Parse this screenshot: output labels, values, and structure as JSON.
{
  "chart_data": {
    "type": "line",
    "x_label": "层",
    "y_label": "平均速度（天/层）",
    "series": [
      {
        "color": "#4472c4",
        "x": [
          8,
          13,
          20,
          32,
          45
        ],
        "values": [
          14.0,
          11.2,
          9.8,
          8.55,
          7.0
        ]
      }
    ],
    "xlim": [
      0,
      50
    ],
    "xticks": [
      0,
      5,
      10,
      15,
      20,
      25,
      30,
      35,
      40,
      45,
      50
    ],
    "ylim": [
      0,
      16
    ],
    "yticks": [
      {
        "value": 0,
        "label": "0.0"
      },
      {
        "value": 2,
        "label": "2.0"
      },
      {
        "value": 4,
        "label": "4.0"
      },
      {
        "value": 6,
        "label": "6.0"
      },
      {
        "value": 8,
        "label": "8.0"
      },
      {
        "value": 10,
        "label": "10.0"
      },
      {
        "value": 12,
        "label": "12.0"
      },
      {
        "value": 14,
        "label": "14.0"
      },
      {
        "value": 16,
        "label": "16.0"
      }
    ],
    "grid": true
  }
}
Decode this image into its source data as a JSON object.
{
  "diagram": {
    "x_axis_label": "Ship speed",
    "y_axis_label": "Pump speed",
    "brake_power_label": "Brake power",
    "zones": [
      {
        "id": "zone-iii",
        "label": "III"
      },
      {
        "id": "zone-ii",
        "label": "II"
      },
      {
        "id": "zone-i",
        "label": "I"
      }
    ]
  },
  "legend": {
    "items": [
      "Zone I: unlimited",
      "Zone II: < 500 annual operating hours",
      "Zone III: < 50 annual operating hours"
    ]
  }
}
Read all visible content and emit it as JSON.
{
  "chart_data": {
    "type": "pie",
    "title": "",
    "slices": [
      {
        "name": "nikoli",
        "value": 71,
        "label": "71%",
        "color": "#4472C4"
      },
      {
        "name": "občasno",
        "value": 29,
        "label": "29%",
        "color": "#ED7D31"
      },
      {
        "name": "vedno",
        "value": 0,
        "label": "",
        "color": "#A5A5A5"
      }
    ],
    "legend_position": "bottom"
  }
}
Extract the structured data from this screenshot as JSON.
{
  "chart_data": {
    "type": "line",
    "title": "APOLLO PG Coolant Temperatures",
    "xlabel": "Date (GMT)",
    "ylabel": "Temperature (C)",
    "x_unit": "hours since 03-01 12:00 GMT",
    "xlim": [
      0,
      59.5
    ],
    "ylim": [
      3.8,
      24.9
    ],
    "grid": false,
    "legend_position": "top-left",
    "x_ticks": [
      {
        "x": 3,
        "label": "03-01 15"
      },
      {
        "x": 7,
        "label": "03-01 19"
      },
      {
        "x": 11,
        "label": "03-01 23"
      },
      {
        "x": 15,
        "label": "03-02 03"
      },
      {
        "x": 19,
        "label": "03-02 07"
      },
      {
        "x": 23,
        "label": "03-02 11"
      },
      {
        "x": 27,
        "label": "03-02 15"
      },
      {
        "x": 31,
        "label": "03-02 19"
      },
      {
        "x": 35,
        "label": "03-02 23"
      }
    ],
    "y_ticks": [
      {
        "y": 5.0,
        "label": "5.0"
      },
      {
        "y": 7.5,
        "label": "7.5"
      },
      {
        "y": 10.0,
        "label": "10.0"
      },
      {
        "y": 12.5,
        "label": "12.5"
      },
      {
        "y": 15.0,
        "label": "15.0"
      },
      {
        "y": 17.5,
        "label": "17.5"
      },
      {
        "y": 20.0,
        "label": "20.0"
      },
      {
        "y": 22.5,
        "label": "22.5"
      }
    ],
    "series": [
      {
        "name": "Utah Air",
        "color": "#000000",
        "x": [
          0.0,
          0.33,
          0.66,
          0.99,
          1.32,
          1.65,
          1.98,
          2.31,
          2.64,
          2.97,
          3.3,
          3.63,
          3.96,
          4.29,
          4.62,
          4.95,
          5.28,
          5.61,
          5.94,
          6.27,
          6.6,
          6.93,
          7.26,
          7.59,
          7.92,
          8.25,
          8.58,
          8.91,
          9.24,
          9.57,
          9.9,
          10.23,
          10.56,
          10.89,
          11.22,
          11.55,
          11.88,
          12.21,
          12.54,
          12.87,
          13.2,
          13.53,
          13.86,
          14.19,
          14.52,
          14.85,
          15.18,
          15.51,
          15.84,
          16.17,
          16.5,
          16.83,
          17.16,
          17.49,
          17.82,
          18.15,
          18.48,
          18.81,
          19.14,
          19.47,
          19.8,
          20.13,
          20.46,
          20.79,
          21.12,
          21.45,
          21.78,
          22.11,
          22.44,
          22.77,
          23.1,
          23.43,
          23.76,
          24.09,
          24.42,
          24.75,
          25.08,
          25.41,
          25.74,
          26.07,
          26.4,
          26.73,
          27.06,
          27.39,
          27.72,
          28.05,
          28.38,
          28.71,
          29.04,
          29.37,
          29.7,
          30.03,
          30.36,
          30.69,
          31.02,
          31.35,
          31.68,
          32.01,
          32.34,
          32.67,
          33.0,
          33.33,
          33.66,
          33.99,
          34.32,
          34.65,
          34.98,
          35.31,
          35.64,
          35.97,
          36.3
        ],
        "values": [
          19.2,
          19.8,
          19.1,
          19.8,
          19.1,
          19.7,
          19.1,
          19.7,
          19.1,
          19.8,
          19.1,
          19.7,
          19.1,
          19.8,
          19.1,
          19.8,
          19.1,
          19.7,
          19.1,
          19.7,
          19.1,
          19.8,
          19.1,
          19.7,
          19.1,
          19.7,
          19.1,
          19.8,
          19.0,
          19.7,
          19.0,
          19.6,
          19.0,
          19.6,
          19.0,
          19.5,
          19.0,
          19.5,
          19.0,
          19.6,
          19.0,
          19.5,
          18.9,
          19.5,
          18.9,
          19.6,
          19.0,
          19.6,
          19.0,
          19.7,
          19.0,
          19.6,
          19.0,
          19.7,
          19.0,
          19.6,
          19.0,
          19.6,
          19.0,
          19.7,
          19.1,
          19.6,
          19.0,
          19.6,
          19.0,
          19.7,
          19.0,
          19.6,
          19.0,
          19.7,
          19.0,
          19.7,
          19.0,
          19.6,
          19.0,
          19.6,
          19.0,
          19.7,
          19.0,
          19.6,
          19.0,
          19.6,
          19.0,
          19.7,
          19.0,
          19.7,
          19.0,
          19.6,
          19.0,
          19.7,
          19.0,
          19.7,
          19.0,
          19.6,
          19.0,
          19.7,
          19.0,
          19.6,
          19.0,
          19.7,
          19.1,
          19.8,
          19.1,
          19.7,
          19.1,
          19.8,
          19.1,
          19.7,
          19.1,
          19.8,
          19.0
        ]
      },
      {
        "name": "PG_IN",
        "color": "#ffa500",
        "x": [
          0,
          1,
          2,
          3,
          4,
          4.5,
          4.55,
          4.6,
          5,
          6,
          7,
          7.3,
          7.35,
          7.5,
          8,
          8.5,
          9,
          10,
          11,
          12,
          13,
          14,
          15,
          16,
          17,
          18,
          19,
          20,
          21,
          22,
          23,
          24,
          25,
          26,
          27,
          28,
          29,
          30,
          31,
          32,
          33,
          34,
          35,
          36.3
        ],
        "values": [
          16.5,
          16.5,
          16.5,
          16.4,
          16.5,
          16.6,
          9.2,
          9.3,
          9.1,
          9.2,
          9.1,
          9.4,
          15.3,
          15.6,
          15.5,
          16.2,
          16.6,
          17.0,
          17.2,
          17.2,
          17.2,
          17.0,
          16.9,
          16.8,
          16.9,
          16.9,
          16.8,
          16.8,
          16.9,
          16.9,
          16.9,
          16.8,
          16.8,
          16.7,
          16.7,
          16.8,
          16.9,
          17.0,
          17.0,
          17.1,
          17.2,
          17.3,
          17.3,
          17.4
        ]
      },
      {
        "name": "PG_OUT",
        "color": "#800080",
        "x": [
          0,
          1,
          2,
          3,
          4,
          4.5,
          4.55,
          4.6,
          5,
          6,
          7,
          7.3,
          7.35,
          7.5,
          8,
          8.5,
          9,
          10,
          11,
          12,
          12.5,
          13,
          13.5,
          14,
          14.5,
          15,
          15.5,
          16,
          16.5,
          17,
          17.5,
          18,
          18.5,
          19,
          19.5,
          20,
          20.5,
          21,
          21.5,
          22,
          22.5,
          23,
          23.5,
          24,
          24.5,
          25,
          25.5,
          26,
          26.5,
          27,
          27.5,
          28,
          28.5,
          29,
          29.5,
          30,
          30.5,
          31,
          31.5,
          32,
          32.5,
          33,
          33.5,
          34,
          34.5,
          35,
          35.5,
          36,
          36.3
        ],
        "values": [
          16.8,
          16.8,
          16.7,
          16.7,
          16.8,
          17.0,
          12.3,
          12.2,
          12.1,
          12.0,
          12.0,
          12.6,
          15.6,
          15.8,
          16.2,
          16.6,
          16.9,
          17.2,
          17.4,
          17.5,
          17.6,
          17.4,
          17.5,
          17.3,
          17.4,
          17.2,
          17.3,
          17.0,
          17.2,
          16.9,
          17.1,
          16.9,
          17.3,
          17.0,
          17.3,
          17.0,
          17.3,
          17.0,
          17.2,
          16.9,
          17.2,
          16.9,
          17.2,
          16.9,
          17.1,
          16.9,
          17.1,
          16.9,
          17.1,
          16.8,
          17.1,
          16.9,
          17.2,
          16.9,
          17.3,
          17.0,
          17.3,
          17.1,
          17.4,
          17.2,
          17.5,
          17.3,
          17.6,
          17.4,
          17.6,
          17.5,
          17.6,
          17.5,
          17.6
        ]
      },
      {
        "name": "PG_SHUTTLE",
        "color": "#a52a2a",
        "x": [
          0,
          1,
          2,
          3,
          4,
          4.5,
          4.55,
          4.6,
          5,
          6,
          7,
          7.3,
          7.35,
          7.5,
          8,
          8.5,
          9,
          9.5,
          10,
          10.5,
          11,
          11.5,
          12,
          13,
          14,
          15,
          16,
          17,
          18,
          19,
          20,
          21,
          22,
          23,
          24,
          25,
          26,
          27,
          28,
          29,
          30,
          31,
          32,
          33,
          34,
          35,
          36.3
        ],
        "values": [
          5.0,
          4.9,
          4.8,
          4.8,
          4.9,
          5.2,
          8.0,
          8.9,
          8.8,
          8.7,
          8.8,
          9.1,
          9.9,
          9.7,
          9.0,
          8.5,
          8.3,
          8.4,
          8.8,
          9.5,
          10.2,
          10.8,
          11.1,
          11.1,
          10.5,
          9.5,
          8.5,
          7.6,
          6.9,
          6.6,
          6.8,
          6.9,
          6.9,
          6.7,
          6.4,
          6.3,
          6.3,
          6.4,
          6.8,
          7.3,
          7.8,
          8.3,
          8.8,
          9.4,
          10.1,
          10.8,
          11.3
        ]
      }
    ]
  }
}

§ WHAT TO WORK ON: From the data above, show each line that contains "color".

§ RESULT:
        "color": "#4472c4",
        "color": "#4472C4"
        "color": "#ED7D31"
        "color": "#A5A5A5"
        "color": "#000000",
        "color": "#ffa500",
        "color": "#800080",
        "color": "#a52a2a",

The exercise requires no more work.